• **Instruções de trabalho**
1. Responda às três perguntas com base no texto sobre as raízes do reggae.
(a) Em que ano começa a história relatada?
(b) O que os colonizadores ingleses implantaram?
(c) Que nome recebeu o primeiro estilo musical puramente jamaicano?
2. Diga se cada afirmação concorda com o texto sobre as raízes do reggae, citando as palavras dele que decidem.
(a) Os colonizadores que implantaram a produção de cana-de-açúcar eram portugueses.
(b) O mento tem peculiaridades próximas ao calipso de Trinidad.
(c) O mento surgiu no século XIX.
3. Dê continuidade ao texto sobre as raízes do reggae a partir da última frase.

• **Trecho**
-------
Por Meon Em Brasil & Mundo

Revoluções Musicais do Século XX: Reggae - raízes da música jamaicana

Assim como os principais ritmos populares do século XX, as raízes do reggae foram trazidas por escravos africanos, amontoados nos porões dos navios negreiros. Uma história que começa a partir de 1670, quando colonizadores ingleses implantaram a produção de cana-de-açúcar, trazendo escravos para trabalhar nas lavouras. O primeiro estilo musical puramente jamaicano, já no século XX, foi chamado de “mento”, com peculiaridades próximas ao calipso de Trinidad e a rumba de Cuba.
-------
Itens de um conjunto de dados
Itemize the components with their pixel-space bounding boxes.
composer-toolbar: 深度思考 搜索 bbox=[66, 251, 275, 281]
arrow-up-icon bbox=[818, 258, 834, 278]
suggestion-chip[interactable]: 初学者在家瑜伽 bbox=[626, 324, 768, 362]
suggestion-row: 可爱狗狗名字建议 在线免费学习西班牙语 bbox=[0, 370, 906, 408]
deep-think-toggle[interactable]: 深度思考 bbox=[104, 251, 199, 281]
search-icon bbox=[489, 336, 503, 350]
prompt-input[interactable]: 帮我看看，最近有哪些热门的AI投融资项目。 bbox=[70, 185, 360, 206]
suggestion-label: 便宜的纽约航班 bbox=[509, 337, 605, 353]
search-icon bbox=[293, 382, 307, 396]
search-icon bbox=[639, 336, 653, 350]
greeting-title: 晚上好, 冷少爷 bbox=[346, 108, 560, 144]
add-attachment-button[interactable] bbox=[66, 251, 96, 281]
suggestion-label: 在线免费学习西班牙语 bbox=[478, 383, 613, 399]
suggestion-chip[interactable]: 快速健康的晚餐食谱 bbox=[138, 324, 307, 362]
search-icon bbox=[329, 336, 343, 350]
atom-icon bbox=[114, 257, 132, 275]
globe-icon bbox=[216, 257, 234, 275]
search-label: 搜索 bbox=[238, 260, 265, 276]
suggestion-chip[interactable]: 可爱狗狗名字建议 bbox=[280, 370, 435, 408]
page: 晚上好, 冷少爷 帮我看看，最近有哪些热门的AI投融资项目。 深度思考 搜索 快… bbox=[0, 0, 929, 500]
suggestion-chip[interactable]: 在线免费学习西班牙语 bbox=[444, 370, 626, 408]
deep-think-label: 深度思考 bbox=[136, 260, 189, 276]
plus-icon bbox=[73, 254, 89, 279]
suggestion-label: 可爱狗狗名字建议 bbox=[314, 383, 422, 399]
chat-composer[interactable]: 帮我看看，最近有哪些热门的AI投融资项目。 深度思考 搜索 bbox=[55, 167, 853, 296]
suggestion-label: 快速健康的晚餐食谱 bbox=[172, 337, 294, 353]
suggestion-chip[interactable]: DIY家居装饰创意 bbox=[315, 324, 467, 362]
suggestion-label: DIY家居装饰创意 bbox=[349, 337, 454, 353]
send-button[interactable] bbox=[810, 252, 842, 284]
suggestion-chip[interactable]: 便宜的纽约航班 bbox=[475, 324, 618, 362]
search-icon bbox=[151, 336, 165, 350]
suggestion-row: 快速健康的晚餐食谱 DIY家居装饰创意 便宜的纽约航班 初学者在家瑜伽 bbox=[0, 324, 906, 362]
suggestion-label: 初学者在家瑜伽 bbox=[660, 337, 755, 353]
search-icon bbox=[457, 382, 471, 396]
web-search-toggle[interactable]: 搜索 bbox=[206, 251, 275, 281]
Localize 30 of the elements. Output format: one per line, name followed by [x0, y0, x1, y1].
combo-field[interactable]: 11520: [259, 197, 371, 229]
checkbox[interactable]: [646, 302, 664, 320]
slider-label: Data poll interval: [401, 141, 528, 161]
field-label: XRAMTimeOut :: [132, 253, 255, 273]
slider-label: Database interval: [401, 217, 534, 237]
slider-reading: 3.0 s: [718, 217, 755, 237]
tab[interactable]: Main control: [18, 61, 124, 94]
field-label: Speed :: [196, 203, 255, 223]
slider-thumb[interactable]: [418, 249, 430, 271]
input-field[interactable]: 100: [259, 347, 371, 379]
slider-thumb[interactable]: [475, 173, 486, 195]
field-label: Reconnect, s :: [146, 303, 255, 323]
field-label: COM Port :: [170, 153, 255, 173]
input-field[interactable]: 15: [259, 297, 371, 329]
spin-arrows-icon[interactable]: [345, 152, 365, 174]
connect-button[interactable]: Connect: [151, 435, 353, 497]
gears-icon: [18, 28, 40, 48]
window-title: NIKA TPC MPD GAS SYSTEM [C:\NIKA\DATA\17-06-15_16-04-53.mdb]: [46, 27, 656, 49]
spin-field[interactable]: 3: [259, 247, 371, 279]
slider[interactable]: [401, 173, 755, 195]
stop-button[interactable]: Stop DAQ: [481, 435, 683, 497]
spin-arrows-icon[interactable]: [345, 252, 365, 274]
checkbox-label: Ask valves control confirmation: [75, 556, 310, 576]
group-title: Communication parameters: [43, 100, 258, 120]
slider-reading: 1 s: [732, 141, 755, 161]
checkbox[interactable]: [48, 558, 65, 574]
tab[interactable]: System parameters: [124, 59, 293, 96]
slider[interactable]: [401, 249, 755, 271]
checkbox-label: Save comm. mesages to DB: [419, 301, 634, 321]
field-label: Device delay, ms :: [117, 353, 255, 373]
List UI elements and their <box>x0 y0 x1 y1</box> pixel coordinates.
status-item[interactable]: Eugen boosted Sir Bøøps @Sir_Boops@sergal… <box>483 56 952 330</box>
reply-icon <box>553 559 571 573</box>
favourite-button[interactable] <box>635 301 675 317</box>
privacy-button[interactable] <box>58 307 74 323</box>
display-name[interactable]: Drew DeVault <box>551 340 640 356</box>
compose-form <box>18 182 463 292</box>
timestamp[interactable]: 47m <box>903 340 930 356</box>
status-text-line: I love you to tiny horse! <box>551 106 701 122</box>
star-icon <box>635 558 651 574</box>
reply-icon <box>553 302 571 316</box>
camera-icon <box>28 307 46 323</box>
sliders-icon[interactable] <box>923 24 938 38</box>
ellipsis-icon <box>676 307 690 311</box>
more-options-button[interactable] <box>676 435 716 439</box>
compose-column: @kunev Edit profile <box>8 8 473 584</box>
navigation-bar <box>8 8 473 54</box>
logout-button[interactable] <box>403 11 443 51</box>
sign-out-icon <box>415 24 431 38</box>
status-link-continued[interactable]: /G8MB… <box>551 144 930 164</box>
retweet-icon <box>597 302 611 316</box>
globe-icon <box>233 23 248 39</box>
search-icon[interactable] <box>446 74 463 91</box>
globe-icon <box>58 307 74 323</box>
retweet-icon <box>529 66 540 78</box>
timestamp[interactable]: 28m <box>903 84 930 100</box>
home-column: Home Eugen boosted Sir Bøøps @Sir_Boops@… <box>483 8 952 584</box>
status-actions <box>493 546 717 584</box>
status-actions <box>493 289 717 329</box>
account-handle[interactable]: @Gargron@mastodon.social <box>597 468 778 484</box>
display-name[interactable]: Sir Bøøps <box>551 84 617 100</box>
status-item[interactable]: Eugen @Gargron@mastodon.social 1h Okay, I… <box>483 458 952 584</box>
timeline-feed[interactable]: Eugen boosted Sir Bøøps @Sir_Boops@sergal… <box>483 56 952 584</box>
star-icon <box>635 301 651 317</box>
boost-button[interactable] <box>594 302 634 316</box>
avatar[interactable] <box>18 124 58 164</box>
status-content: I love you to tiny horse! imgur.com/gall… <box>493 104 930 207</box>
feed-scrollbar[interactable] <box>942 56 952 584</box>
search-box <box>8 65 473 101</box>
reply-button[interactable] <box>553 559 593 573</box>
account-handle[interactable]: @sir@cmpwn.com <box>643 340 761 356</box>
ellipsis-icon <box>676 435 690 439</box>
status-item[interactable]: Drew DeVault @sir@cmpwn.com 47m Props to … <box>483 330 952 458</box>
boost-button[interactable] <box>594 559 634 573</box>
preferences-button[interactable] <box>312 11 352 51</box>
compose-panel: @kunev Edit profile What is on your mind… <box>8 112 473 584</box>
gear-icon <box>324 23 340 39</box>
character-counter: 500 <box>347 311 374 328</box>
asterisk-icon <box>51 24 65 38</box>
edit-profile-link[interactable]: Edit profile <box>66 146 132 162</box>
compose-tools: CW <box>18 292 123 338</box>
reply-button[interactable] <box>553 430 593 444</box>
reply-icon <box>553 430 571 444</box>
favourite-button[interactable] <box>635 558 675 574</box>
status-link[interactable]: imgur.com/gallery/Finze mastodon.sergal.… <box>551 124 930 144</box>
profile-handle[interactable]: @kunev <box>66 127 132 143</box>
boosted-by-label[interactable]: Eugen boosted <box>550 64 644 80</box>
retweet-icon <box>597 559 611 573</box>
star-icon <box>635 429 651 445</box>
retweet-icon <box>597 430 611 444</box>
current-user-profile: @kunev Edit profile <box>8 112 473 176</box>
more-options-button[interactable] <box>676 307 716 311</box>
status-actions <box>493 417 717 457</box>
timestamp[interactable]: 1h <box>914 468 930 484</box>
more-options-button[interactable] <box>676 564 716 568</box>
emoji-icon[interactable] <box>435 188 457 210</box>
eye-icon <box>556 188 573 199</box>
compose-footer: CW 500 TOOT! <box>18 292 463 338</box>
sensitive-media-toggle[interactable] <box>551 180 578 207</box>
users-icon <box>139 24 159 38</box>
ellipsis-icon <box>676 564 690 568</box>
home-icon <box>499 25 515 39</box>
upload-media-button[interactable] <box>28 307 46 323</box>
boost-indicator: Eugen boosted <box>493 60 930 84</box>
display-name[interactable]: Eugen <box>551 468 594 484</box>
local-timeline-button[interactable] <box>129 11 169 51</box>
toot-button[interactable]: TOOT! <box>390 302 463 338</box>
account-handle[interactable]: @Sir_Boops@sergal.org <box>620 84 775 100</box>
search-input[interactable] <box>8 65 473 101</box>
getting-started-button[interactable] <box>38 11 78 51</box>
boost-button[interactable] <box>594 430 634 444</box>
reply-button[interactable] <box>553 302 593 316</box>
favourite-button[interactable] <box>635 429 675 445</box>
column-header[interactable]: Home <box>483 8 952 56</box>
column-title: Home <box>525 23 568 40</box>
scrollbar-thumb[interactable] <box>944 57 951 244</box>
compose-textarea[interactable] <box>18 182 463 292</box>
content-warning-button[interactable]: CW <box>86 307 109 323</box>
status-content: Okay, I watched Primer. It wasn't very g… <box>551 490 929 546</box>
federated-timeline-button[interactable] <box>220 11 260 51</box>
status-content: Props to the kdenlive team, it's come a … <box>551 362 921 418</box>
-------
• **Lista de respostas**
1.
(a) Em 1670.
(b) A produção de cana-de-açúcar.
(c) Mento.

2.
(a) Não: "colonizadores ingleses implantaram a produção de cana-de-açúcar".
(b) Sim: "com peculiaridades próximas ao calipso de Trinidad e a rumba de Cuba".
(c) Não: "O primeiro estilo musical puramente jamaicano, já no século XX, foi chamado de “mento”".

3.
Nas décadas de 1920 e 1930, o mento já acalorava as festas da Jamaica. No início dos anos 1950, porém, período de forte industrialização, sobretudo na capital Kingston, as rádios passariam a veicular ritmos que vinham do sul dos EUA, como o swing jazz e o rhythm’n’blues. Sem acesso aos discos nacionais, por conta do baixo poder aquisitivo, o povo jamaicano estava muito mais atento à música estrangeira, relegando o mento para segundo plano.

Com esta espécie de deturpação e carência musical, surgiram os primeiros “sound-systems”, caminhonetes equipadas de alto-falantes – como “trios elétricos” baianos – que passaram a levar música ao vivo para as multidões, transformando as ruas de Kingston em verdadeiros salões de dança ao ar livre. Os operadores de sound-systems eram animadores profissionais, produtores de discos, MCs (mestres de cerimônia) e DJs (disc-jóqueis). Chamados de “reis das ruas”, foram os grandes responsáveis pela democracia e popularização da música jamaicana.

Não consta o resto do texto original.